• DATA SUPPLIED:
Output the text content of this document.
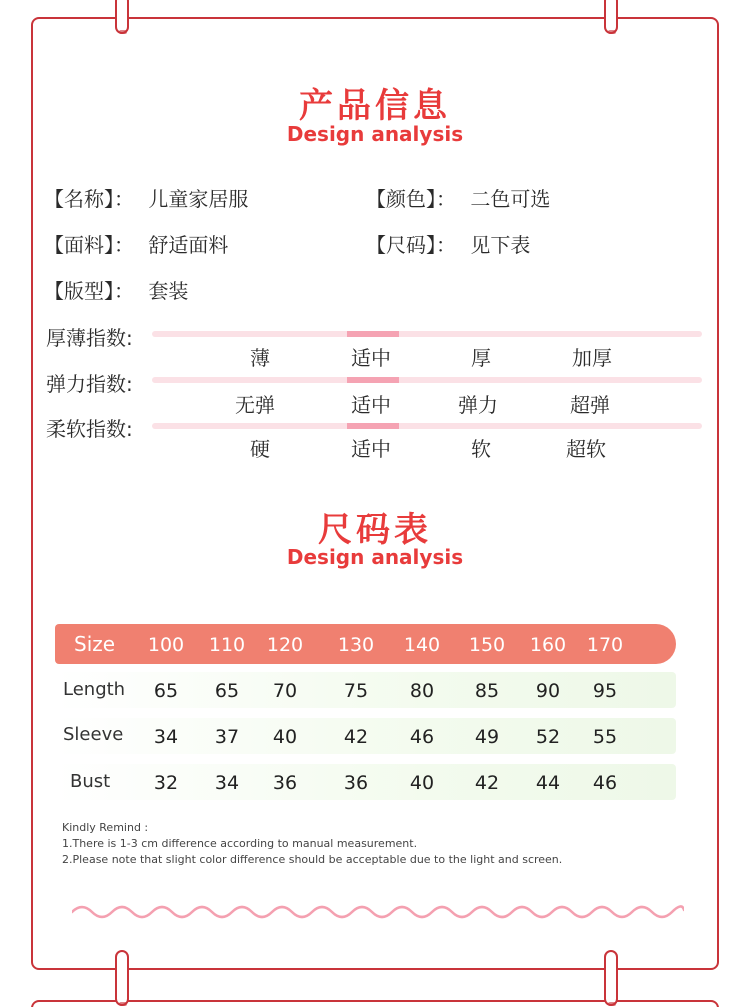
产品信息
Design analysis
【名称】： 儿童家居服	【颜色】： 二色可选
【面料】： 舒适面料	【尺码】： 见下表
【版型】： 套装
厚薄指数:
薄	适中	厚	加厚
弹力指数:
无弹	适中	弹力	超弹
柔软指数:
硬	适中	软	超软
尺码表
Design analysis
Size	100	110	120	130	140	150	160	170
Length	65	65	70	75	80	85	90	95
Sleeve	34	37	40	42	46	49	52	55
Bust	32	34	36	36	40	42	44	46
Kindly Remind :
1.There is 1-3 cm difference according to manual measurement.
2.Please note that slight color difference should be acceptable due to the light and screen.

• WHAT IS REQUIRED: Can the entries above be repeated exactly, without their pictures?

• SOLUTION BELOW:
Output the text content of this document.
产品信息
Design analysis
【名称】： 儿童家居服	【颜色】： 二色可选
【面料】： 舒适面料	【尺码】： 见下表
【版型】： 套装
厚薄指数:
薄	适中	厚	加厚
弹力指数:
无弹	适中	弹力	超弹
柔软指数:
硬	适中	软	超软
尺码表
Design analysis
Size	100	110	120	130	140	150	160	170
Length	65	65	70	75	80	85	90	95
Sleeve	34	37	40	42	46	49	52	55
Bust	32	34	36	36	40	42	44	46
Kindly Remind :
1.There is 1-3 cm difference according to manual measurement.
2.Please note that slight color difference should be acceptable due to the light and screen.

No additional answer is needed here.